Given instruction — Within the data that follows, how many lines carry the string "superpixels"? Give the number alone.
----
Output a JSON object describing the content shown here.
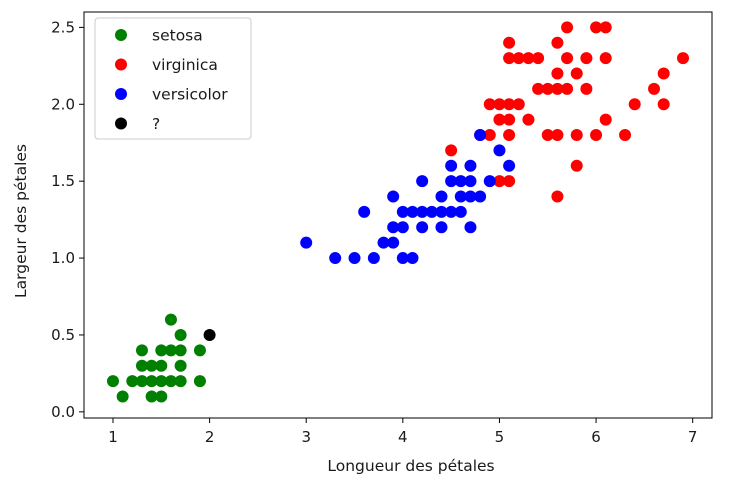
{
  "chart_data": {
    "type": "scatter",
    "title": "",
    "xlabel": "Longueur des pétales",
    "ylabel": "Largeur des pétales",
    "xlim": [
      0.7,
      7.2
    ],
    "ylim": [
      -0.04,
      2.6
    ],
    "xticks": [
      1,
      2,
      3,
      4,
      5,
      6,
      7
    ],
    "yticks": [
      0.0,
      0.5,
      1.0,
      1.5,
      2.0,
      2.5
    ],
    "xtick_labels": [
      "1",
      "2",
      "3",
      "4",
      "5",
      "6",
      "7"
    ],
    "ytick_labels": [
      "0.0",
      "0.5",
      "1.0",
      "1.5",
      "2.0",
      "2.5"
    ],
    "grid": false,
    "legend_position": "top-left",
    "series": [
      {
        "name": "setosa",
        "color": "#008000",
        "points": [
          [
            1.0,
            0.2
          ],
          [
            1.1,
            0.1
          ],
          [
            1.2,
            0.2
          ],
          [
            1.3,
            0.2
          ],
          [
            1.3,
            0.3
          ],
          [
            1.3,
            0.4
          ],
          [
            1.4,
            0.1
          ],
          [
            1.4,
            0.2
          ],
          [
            1.4,
            0.3
          ],
          [
            1.5,
            0.1
          ],
          [
            1.5,
            0.2
          ],
          [
            1.5,
            0.3
          ],
          [
            1.5,
            0.4
          ],
          [
            1.6,
            0.2
          ],
          [
            1.6,
            0.4
          ],
          [
            1.6,
            0.6
          ],
          [
            1.7,
            0.2
          ],
          [
            1.7,
            0.3
          ],
          [
            1.7,
            0.4
          ],
          [
            1.7,
            0.5
          ],
          [
            1.9,
            0.2
          ],
          [
            1.9,
            0.4
          ]
        ]
      },
      {
        "name": "virginica",
        "color": "#ff0000",
        "points": [
          [
            4.5,
            1.7
          ],
          [
            4.8,
            1.8
          ],
          [
            4.9,
            1.8
          ],
          [
            4.9,
            2.0
          ],
          [
            5.0,
            1.5
          ],
          [
            5.0,
            1.9
          ],
          [
            5.0,
            2.0
          ],
          [
            5.1,
            1.5
          ],
          [
            5.1,
            1.8
          ],
          [
            5.1,
            1.9
          ],
          [
            5.1,
            2.0
          ],
          [
            5.1,
            2.3
          ],
          [
            5.1,
            2.4
          ],
          [
            5.2,
            2.0
          ],
          [
            5.2,
            2.3
          ],
          [
            5.3,
            1.9
          ],
          [
            5.3,
            2.3
          ],
          [
            5.4,
            2.1
          ],
          [
            5.4,
            2.3
          ],
          [
            5.5,
            1.8
          ],
          [
            5.5,
            2.1
          ],
          [
            5.6,
            1.4
          ],
          [
            5.6,
            1.8
          ],
          [
            5.6,
            2.1
          ],
          [
            5.6,
            2.2
          ],
          [
            5.6,
            2.4
          ],
          [
            5.7,
            2.1
          ],
          [
            5.7,
            2.3
          ],
          [
            5.7,
            2.5
          ],
          [
            5.8,
            1.6
          ],
          [
            5.8,
            1.8
          ],
          [
            5.8,
            2.2
          ],
          [
            5.9,
            2.1
          ],
          [
            5.9,
            2.3
          ],
          [
            6.0,
            1.8
          ],
          [
            6.0,
            2.5
          ],
          [
            6.1,
            1.9
          ],
          [
            6.1,
            2.3
          ],
          [
            6.1,
            2.5
          ],
          [
            6.3,
            1.8
          ],
          [
            6.4,
            2.0
          ],
          [
            6.6,
            2.1
          ],
          [
            6.7,
            2.0
          ],
          [
            6.7,
            2.2
          ],
          [
            6.9,
            2.3
          ]
        ]
      },
      {
        "name": "versicolor",
        "color": "#0000ff",
        "points": [
          [
            3.0,
            1.1
          ],
          [
            3.3,
            1.0
          ],
          [
            3.5,
            1.0
          ],
          [
            3.6,
            1.3
          ],
          [
            3.7,
            1.0
          ],
          [
            3.8,
            1.1
          ],
          [
            3.9,
            1.1
          ],
          [
            3.9,
            1.2
          ],
          [
            3.9,
            1.4
          ],
          [
            4.0,
            1.0
          ],
          [
            4.0,
            1.2
          ],
          [
            4.0,
            1.3
          ],
          [
            4.1,
            1.0
          ],
          [
            4.1,
            1.3
          ],
          [
            4.2,
            1.2
          ],
          [
            4.2,
            1.3
          ],
          [
            4.2,
            1.5
          ],
          [
            4.3,
            1.3
          ],
          [
            4.4,
            1.2
          ],
          [
            4.4,
            1.3
          ],
          [
            4.4,
            1.4
          ],
          [
            4.5,
            1.3
          ],
          [
            4.5,
            1.5
          ],
          [
            4.5,
            1.6
          ],
          [
            4.6,
            1.3
          ],
          [
            4.6,
            1.4
          ],
          [
            4.6,
            1.5
          ],
          [
            4.7,
            1.2
          ],
          [
            4.7,
            1.4
          ],
          [
            4.7,
            1.5
          ],
          [
            4.7,
            1.6
          ],
          [
            4.8,
            1.4
          ],
          [
            4.8,
            1.8
          ],
          [
            4.9,
            1.5
          ],
          [
            5.0,
            1.7
          ],
          [
            5.1,
            1.6
          ]
        ]
      },
      {
        "name": "?",
        "color": "#000000",
        "points": [
          [
            2.0,
            0.5
          ]
        ]
      }
    ]
  }
}
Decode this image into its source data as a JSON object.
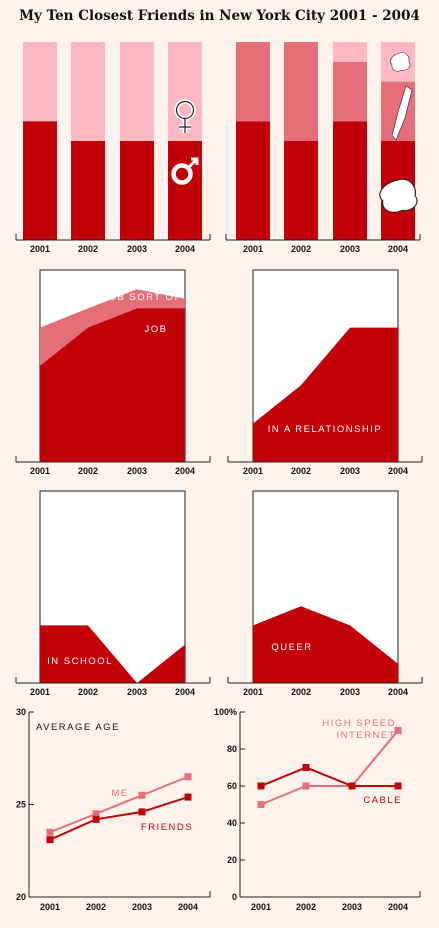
{
  "title": "My Ten Closest Friends in New York City 2001 - 2004",
  "colors": {
    "dark": "#c20008",
    "mid": "#e56e78",
    "light": "#fdb8c2",
    "white": "#ffffff",
    "background": "#fdf3ec",
    "axis": "#222222"
  },
  "chart_data": [
    {
      "id": "gender",
      "type": "bar",
      "stacked": true,
      "categories": [
        "2001",
        "2002",
        "2003",
        "2004"
      ],
      "series": [
        {
          "name": "",
          "icon": "male-symbol-icon",
          "values": [
            6,
            5,
            5,
            5
          ]
        },
        {
          "name": "",
          "icon": "female-symbol-icon",
          "values": [
            4,
            5,
            5,
            5
          ]
        }
      ],
      "ylim": [
        0,
        10
      ]
    },
    {
      "id": "boroughs",
      "type": "bar",
      "stacked": true,
      "categories": [
        "2001",
        "2002",
        "2003",
        "2004"
      ],
      "series": [
        {
          "name": "",
          "icon": "brooklyn-map-icon",
          "values": [
            6,
            5,
            6,
            5
          ]
        },
        {
          "name": "",
          "icon": "manhattan-map-icon",
          "values": [
            4,
            5,
            3,
            3
          ]
        },
        {
          "name": "",
          "icon": "queens-map-icon",
          "values": [
            0,
            0,
            1,
            2
          ]
        }
      ],
      "ylim": [
        0,
        10
      ]
    },
    {
      "id": "job",
      "type": "area",
      "stacked": true,
      "categories": [
        "2001",
        "2002",
        "2003",
        "2004"
      ],
      "series": [
        {
          "name": "JOB",
          "values": [
            5,
            7,
            8,
            8
          ]
        },
        {
          "name": "JOB SORT OF",
          "values": [
            2,
            1,
            1,
            0.5
          ]
        }
      ],
      "ylim": [
        0,
        10
      ]
    },
    {
      "id": "relationship",
      "type": "area",
      "categories": [
        "2001",
        "2002",
        "2003",
        "2004"
      ],
      "series": [
        {
          "name": "IN A RELATIONSHIP",
          "values": [
            2,
            4,
            7,
            7
          ]
        }
      ],
      "ylim": [
        0,
        10
      ]
    },
    {
      "id": "school",
      "type": "area",
      "categories": [
        "2001",
        "2002",
        "2003",
        "2004"
      ],
      "series": [
        {
          "name": "IN SCHOOL",
          "values": [
            3,
            3,
            0,
            2
          ]
        }
      ],
      "ylim": [
        0,
        10
      ]
    },
    {
      "id": "queer",
      "type": "area",
      "categories": [
        "2001",
        "2002",
        "2003",
        "2004"
      ],
      "series": [
        {
          "name": "QUEER",
          "values": [
            3,
            4,
            3,
            1
          ]
        }
      ],
      "ylim": [
        0,
        10
      ]
    },
    {
      "id": "age",
      "type": "line",
      "title": "AVERAGE AGE",
      "categories": [
        "2001",
        "2002",
        "2003",
        "2004"
      ],
      "yticks": [
        "20",
        "25",
        "30"
      ],
      "series": [
        {
          "name": "ME",
          "values": [
            23.5,
            24.5,
            25.5,
            26.5
          ]
        },
        {
          "name": "FRIENDS",
          "values": [
            23.1,
            24.2,
            24.6,
            25.4
          ]
        }
      ],
      "ylim": [
        20,
        30
      ]
    },
    {
      "id": "internet",
      "type": "line",
      "categories": [
        "2001",
        "2002",
        "2003",
        "2004"
      ],
      "yticks": [
        "0",
        "20",
        "40",
        "60",
        "80",
        "100%"
      ],
      "series": [
        {
          "name": "HIGH SPEED INTERNET",
          "label_lines": [
            "HIGH SPEED",
            "INTERNET"
          ],
          "values": [
            50,
            60,
            60,
            90
          ]
        },
        {
          "name": "CABLE",
          "values": [
            60,
            70,
            60,
            60
          ]
        }
      ],
      "ylim": [
        0,
        100
      ]
    }
  ]
}
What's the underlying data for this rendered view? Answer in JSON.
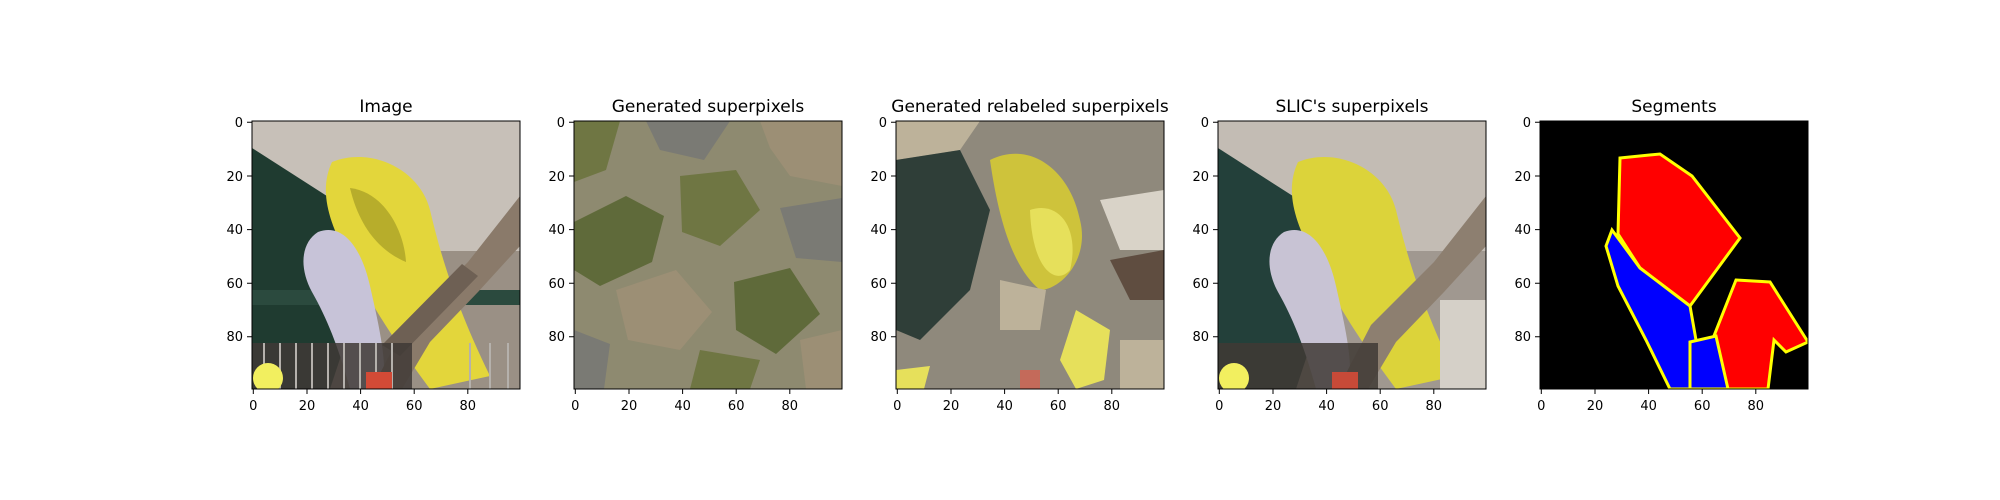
{
  "figure": {
    "panels": [
      {
        "title": "Image",
        "x_ticks": [
          "0",
          "20",
          "40",
          "60",
          "80"
        ],
        "y_ticks": [
          "0",
          "20",
          "40",
          "60",
          "80"
        ],
        "icon": "budgie-photo",
        "colors": {
          "background": "#9a9085",
          "wall": "#c7c0b8",
          "leaves": "#1f3b30",
          "bird": "#e3d63b",
          "bird_shadow": "#b7ad2b",
          "companion": "#c7c3d8",
          "branch": "#8a7a6a",
          "cage": "#403a36"
        }
      },
      {
        "title": "Generated superpixels",
        "x_ticks": [
          "0",
          "20",
          "40",
          "60",
          "80"
        ],
        "y_ticks": [
          "0",
          "20",
          "40",
          "60",
          "80"
        ],
        "icon": "random-superpixels",
        "colors": {
          "base": "#8e8a70",
          "olive": "#6f7643",
          "grey": "#7a7a74",
          "tan": "#9c8f75",
          "dark_olive": "#5f6a3a"
        }
      },
      {
        "title": "Generated relabeled superpixels",
        "x_ticks": [
          "0",
          "20",
          "40",
          "60",
          "80"
        ],
        "y_ticks": [
          "0",
          "20",
          "40",
          "60",
          "80"
        ],
        "icon": "relabeled-superpixels",
        "colors": {
          "base": "#8f897c",
          "dark_green": "#2f3e38",
          "yellow": "#cec33b",
          "light_yellow": "#e6e05b",
          "beige": "#bdb29a",
          "brown": "#5f4d40",
          "pale": "#d9d3c8"
        }
      },
      {
        "title": "SLIC's superpixels",
        "x_ticks": [
          "0",
          "20",
          "40",
          "60",
          "80"
        ],
        "y_ticks": [
          "0",
          "20",
          "40",
          "60",
          "80"
        ],
        "icon": "slic-superpixels",
        "colors": {
          "background": "#a09890",
          "wall": "#c3bcb4",
          "leaves": "#23403a",
          "bird": "#dcd33a",
          "branch": "#8d7f70",
          "companion": "#c8c3d4",
          "cage": "#3f3a35"
        }
      },
      {
        "title": "Segments",
        "x_ticks": [
          "0",
          "20",
          "40",
          "60",
          "80"
        ],
        "y_ticks": [
          "0",
          "20",
          "40",
          "60",
          "80"
        ],
        "icon": "segment-mask",
        "colors": {
          "background": "#000000",
          "segment_a": "#ff0000",
          "segment_b": "#0000ff",
          "boundary": "#ffff00"
        }
      }
    ]
  }
}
----
Answer to this problem — 6